▶ _TASK OBJECTIVE_:
Locate every line that holds the string "Форум" and copy it.
○ ○ ○ ○ ○
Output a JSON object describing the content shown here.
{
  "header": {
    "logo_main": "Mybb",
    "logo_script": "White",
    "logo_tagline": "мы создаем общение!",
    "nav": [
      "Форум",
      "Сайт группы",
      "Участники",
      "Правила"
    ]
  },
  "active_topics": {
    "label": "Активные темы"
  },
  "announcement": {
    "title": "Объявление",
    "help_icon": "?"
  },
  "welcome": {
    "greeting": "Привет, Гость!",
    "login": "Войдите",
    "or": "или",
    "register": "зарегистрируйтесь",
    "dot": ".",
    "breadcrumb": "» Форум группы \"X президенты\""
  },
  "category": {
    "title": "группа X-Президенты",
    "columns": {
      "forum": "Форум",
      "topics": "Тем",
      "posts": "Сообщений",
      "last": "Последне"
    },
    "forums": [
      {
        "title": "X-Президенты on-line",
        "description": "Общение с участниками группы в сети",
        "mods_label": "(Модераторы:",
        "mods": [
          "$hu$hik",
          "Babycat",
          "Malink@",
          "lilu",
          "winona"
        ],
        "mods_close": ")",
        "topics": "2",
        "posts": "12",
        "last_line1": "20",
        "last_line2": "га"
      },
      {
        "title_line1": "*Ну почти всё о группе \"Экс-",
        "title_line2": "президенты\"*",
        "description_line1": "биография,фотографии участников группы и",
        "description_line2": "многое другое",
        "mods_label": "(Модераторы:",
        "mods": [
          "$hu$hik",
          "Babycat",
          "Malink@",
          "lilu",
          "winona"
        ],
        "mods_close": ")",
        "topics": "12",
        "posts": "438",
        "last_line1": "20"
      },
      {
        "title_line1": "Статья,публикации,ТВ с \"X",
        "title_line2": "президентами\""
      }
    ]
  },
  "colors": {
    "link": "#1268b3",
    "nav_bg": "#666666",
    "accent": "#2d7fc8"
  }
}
○ ○ ○ ○ ○
▶ _COMPLETE ANSWER_:
      "Форум",
    "breadcrumb": "» Форум группы \"X президенты\""
      "forum": "Форум",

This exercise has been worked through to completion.